• _Set problem_
Copy out every record below exactly as written, but leave out any pictures.

··· Task input

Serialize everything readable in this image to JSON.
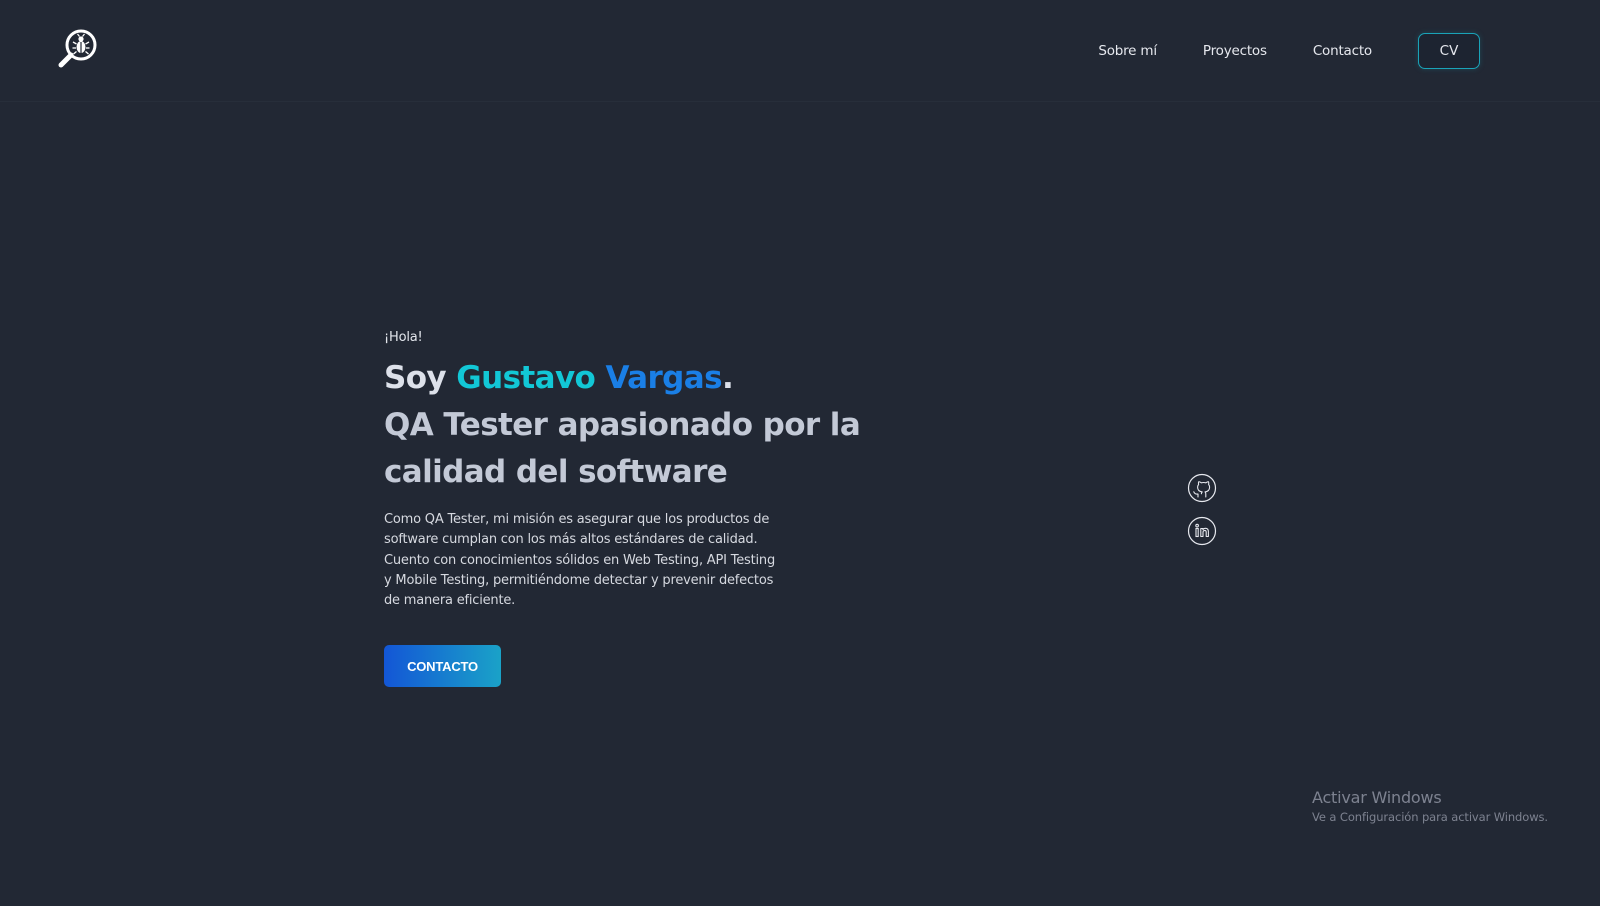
{
  "header": {
    "logo_icon": "magnifier-bug-icon",
    "nav": [
      {
        "label": "Sobre mí"
      },
      {
        "label": "Proyectos"
      },
      {
        "label": "Contacto"
      }
    ],
    "cv_label": "CV"
  },
  "hero": {
    "greeting": "¡Hola!",
    "headline": {
      "soy": "Soy",
      "first_name": "Gustavo",
      "last_name": "Vargas",
      "dot": ".",
      "tagline": "QA Tester apasionado por la calidad del software"
    },
    "description": "Como QA Tester, mi misión es asegurar que los productos de software cumplan con los más altos estándares de calidad. Cuento con conocimientos sólidos en Web Testing, API Testing y Mobile Testing, permitiéndome detectar y prevenir defectos de manera eficiente.",
    "cta_label": "CONTACTO"
  },
  "social": [
    {
      "icon": "github-icon"
    },
    {
      "icon": "linkedin-icon"
    }
  ],
  "windows_watermark": {
    "title": "Activar Windows",
    "subtitle": "Ve a Configuración para activar Windows."
  },
  "colors": {
    "background": "#222834",
    "accent_cyan": "#12c7d6",
    "accent_blue": "#1a7fe6",
    "button_start": "#1356d6",
    "button_end": "#1aa2c8"
  }
}
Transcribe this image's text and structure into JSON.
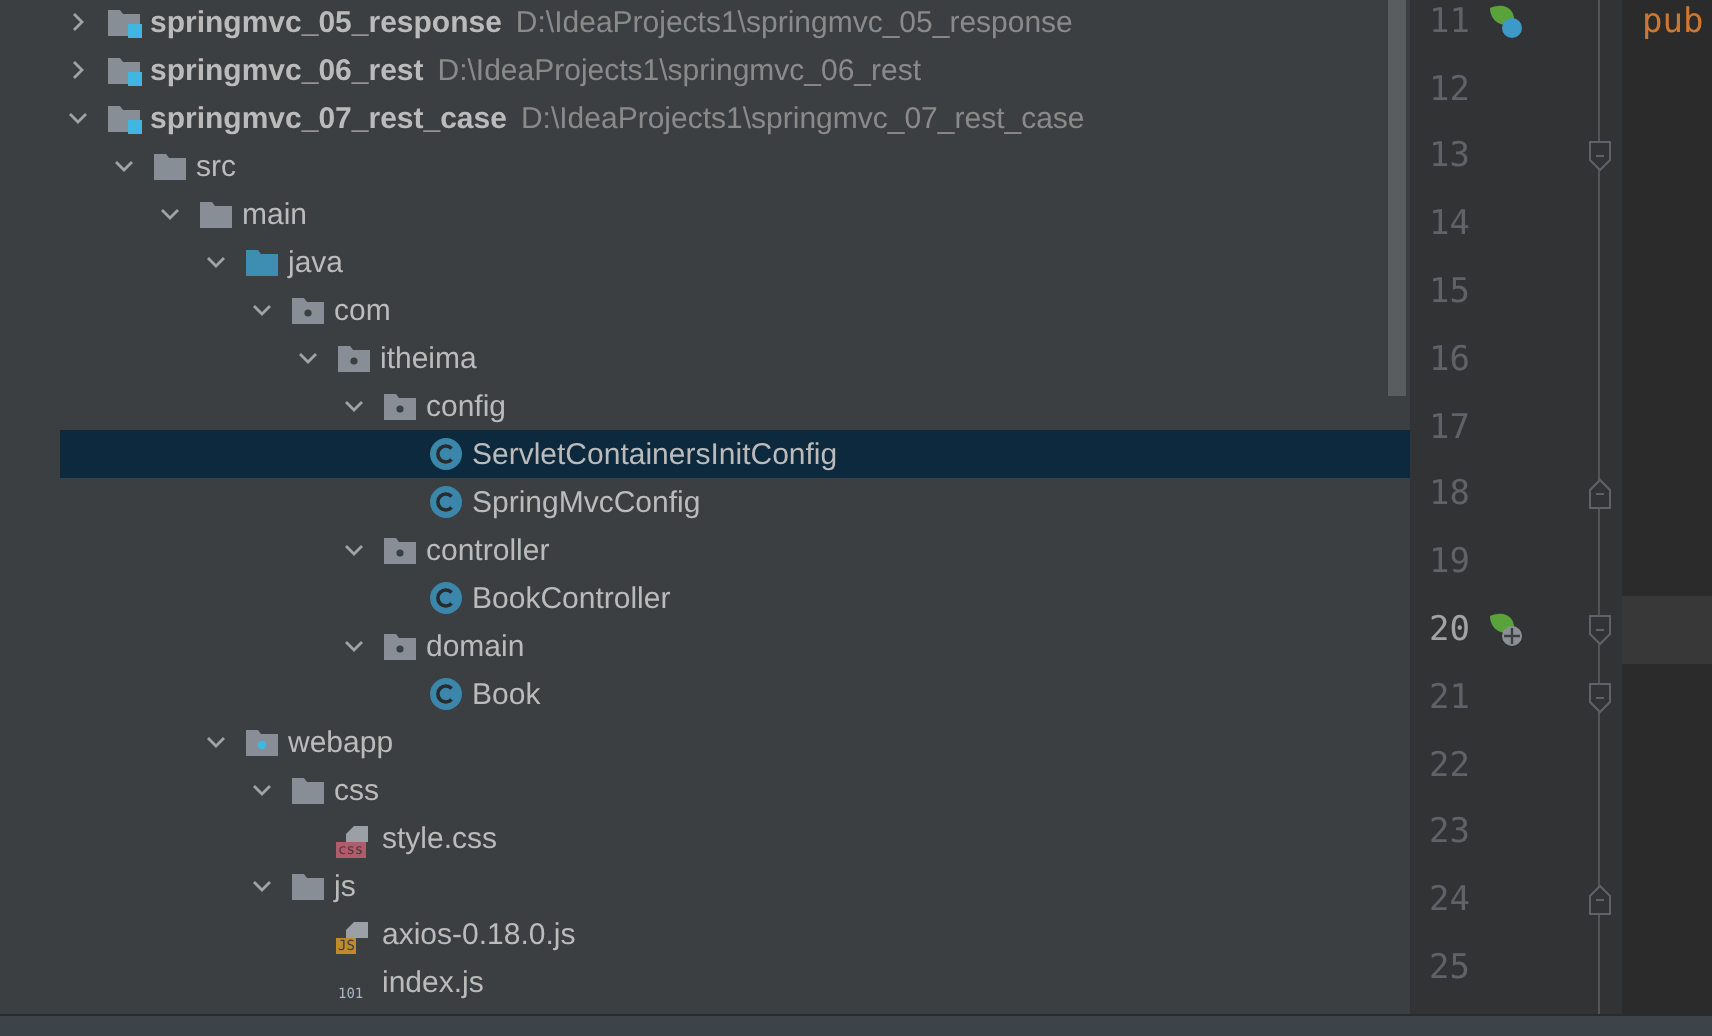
{
  "project_tree": {
    "items": [
      {
        "name": "springmvc_05_response",
        "path": "D:\\IdeaProjects1\\springmvc_05_response",
        "kind": "module",
        "expanded": false,
        "selected": false
      },
      {
        "name": "springmvc_06_rest",
        "path": "D:\\IdeaProjects1\\springmvc_06_rest",
        "kind": "module",
        "expanded": false,
        "selected": false
      },
      {
        "name": "springmvc_07_rest_case",
        "path": "D:\\IdeaProjects1\\springmvc_07_rest_case",
        "kind": "module",
        "expanded": true,
        "selected": false,
        "children": [
          {
            "name": "src",
            "kind": "folder",
            "expanded": true,
            "selected": false,
            "children": [
              {
                "name": "main",
                "kind": "folder",
                "expanded": true,
                "selected": false,
                "children": [
                  {
                    "name": "java",
                    "kind": "source-folder",
                    "expanded": true,
                    "selected": false,
                    "children": [
                      {
                        "name": "com",
                        "kind": "package",
                        "expanded": true,
                        "selected": false,
                        "children": [
                          {
                            "name": "itheima",
                            "kind": "package",
                            "expanded": true,
                            "selected": false,
                            "children": [
                              {
                                "name": "config",
                                "kind": "package",
                                "expanded": true,
                                "selected": false,
                                "children": [
                                  {
                                    "name": "ServletContainersInitConfig",
                                    "kind": "class",
                                    "selected": true
                                  },
                                  {
                                    "name": "SpringMvcConfig",
                                    "kind": "class",
                                    "selected": false
                                  }
                                ]
                              },
                              {
                                "name": "controller",
                                "kind": "package",
                                "expanded": true,
                                "selected": false,
                                "children": [
                                  {
                                    "name": "BookController",
                                    "kind": "class",
                                    "selected": false
                                  }
                                ]
                              },
                              {
                                "name": "domain",
                                "kind": "package",
                                "expanded": true,
                                "selected": false,
                                "children": [
                                  {
                                    "name": "Book",
                                    "kind": "class",
                                    "selected": false
                                  }
                                ]
                              }
                            ]
                          }
                        ]
                      }
                    ]
                  },
                  {
                    "name": "webapp",
                    "kind": "web-folder",
                    "expanded": true,
                    "selected": false,
                    "children": [
                      {
                        "name": "css",
                        "kind": "folder",
                        "expanded": true,
                        "selected": false,
                        "children": [
                          {
                            "name": "style.css",
                            "kind": "css",
                            "badge": "css",
                            "selected": false
                          }
                        ]
                      },
                      {
                        "name": "js",
                        "kind": "folder",
                        "expanded": true,
                        "selected": false,
                        "children": [
                          {
                            "name": "axios-0.18.0.js",
                            "kind": "js",
                            "badge": "JS",
                            "selected": false
                          },
                          {
                            "name": "index.js",
                            "kind": "binary",
                            "badge": "101",
                            "selected": false
                          }
                        ]
                      }
                    ]
                  }
                ]
              }
            ]
          }
        ]
      }
    ]
  },
  "editor": {
    "lines": [
      {
        "number": "11",
        "code": "pub",
        "gutter_icon": {
          "kind": "spring-bean"
        },
        "current": false
      },
      {
        "number": "12",
        "current": false
      },
      {
        "number": "13",
        "fold_marker": {
          "kind": "start"
        },
        "current": false
      },
      {
        "number": "14",
        "current": false
      },
      {
        "number": "15",
        "current": false
      },
      {
        "number": "16",
        "current": false
      },
      {
        "number": "17",
        "current": false
      },
      {
        "number": "18",
        "fold_marker": {
          "kind": "end"
        },
        "current": false
      },
      {
        "number": "19",
        "current": false
      },
      {
        "number": "20",
        "gutter_icon": {
          "kind": "spring-web"
        },
        "fold_marker": {
          "kind": "start"
        },
        "current": true
      },
      {
        "number": "21",
        "fold_marker": {
          "kind": "start"
        },
        "current": false
      },
      {
        "number": "22",
        "current": false
      },
      {
        "number": "23",
        "current": false
      },
      {
        "number": "24",
        "fold_marker": {
          "kind": "end"
        },
        "current": false
      },
      {
        "number": "25",
        "current": false
      }
    ]
  }
}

······

• _Answer for the task_
Serialize everything readable in this image to JSON.
{
  "header": {
    "logo_icon": "magnifier-bug-icon",
    "nav": [
      {
        "label": "Sobre mí"
      },
      {
        "label": "Proyectos"
      },
      {
        "label": "Contacto"
      }
    ],
    "cv_label": "CV"
  },
  "hero": {
    "greeting": "¡Hola!",
    "headline": {
      "soy": "Soy",
      "first_name": "Gustavo",
      "last_name": "Vargas",
      "dot": ".",
      "tagline": "QA Tester apasionado por la calidad del software"
    },
    "description": "Como QA Tester, mi misión es asegurar que los productos de software cumplan con los más altos estándares de calidad. Cuento con conocimientos sólidos en Web Testing, API Testing y Mobile Testing, permitiéndome detectar y prevenir defectos de manera eficiente.",
    "cta_label": "CONTACTO"
  },
  "social": [
    {
      "icon": "github-icon"
    },
    {
      "icon": "linkedin-icon"
    }
  ],
  "windows_watermark": {
    "title": "Activar Windows",
    "subtitle": "Ve a Configuración para activar Windows."
  },
  "colors": {
    "background": "#222834",
    "accent_cyan": "#12c7d6",
    "accent_blue": "#1a7fe6",
    "button_start": "#1356d6",
    "button_end": "#1aa2c8"
  }
}
Transcribe this image's text and structure into JSON.
{
  "project_tree": {
    "items": [
      {
        "name": "springmvc_05_response",
        "path": "D:\\IdeaProjects1\\springmvc_05_response",
        "kind": "module",
        "expanded": false,
        "selected": false
      },
      {
        "name": "springmvc_06_rest",
        "path": "D:\\IdeaProjects1\\springmvc_06_rest",
        "kind": "module",
        "expanded": false,
        "selected": false
      },
      {
        "name": "springmvc_07_rest_case",
        "path": "D:\\IdeaProjects1\\springmvc_07_rest_case",
        "kind": "module",
        "expanded": true,
        "selected": false,
        "children": [
          {
            "name": "src",
            "kind": "folder",
            "expanded": true,
            "selected": false,
            "children": [
              {
                "name": "main",
                "kind": "folder",
                "expanded": true,
                "selected": false,
                "children": [
                  {
                    "name": "java",
                    "kind": "source-folder",
                    "expanded": true,
                    "selected": false,
                    "children": [
                      {
                        "name": "com",
                        "kind": "package",
                        "expanded": true,
                        "selected": false,
                        "children": [
                          {
                            "name": "itheima",
                            "kind": "package",
                            "expanded": true,
                            "selected": false,
                            "children": [
                              {
                                "name": "config",
                                "kind": "package",
                                "expanded": true,
                                "selected": false,
                                "children": [
                                  {
                                    "name": "ServletContainersInitConfig",
                                    "kind": "class",
                                    "selected": true
                                  },
                                  {
                                    "name": "SpringMvcConfig",
                                    "kind": "class",
                                    "selected": false
                                  }
                                ]
                              },
                              {
                                "name": "controller",
                                "kind": "package",
                                "expanded": true,
                                "selected": false,
                                "children": [
                                  {
                                    "name": "BookController",
                                    "kind": "class",
                                    "selected": false
                                  }
                                ]
                              },
                              {
                                "name": "domain",
                                "kind": "package",
                                "expanded": true,
                                "selected": false,
                                "children": [
                                  {
                                    "name": "Book",
                                    "kind": "class",
                                    "selected": false
                                  }
                                ]
                              }
                            ]
                          }
                        ]
                      }
                    ]
                  },
                  {
                    "name": "webapp",
                    "kind": "web-folder",
                    "expanded": true,
                    "selected": false,
                    "children": [
                      {
                        "name": "css",
                        "kind": "folder",
                        "expanded": true,
                        "selected": false,
                        "children": [
                          {
                            "name": "style.css",
                            "kind": "css",
                            "badge": "css",
                            "selected": false
                          }
                        ]
                      },
                      {
                        "name": "js",
                        "kind": "folder",
                        "expanded": true,
                        "selected": false,
                        "children": [
                          {
                            "name": "axios-0.18.0.js",
                            "kind": "js",
                            "badge": "JS",
                            "selected": false
                          },
                          {
                            "name": "index.js",
                            "kind": "binary",
                            "badge": "101",
                            "selected": false
                          }
                        ]
                      }
                    ]
                  }
                ]
              }
            ]
          }
        ]
      }
    ]
  },
  "editor": {
    "lines": [
      {
        "number": "11",
        "code": "pub",
        "gutter_icon": {
          "kind": "spring-bean"
        },
        "current": false
      },
      {
        "number": "12",
        "current": false
      },
      {
        "number": "13",
        "fold_marker": {
          "kind": "start"
        },
        "current": false
      },
      {
        "number": "14",
        "current": false
      },
      {
        "number": "15",
        "current": false
      },
      {
        "number": "16",
        "current": false
      },
      {
        "number": "17",
        "current": false
      },
      {
        "number": "18",
        "fold_marker": {
          "kind": "end"
        },
        "current": false
      },
      {
        "number": "19",
        "current": false
      },
      {
        "number": "20",
        "gutter_icon": {
          "kind": "spring-web"
        },
        "fold_marker": {
          "kind": "start"
        },
        "current": true
      },
      {
        "number": "21",
        "fold_marker": {
          "kind": "start"
        },
        "current": false
      },
      {
        "number": "22",
        "current": false
      },
      {
        "number": "23",
        "current": false
      },
      {
        "number": "24",
        "fold_marker": {
          "kind": "end"
        },
        "current": false
      },
      {
        "number": "25",
        "current": false
      }
    ]
  }
}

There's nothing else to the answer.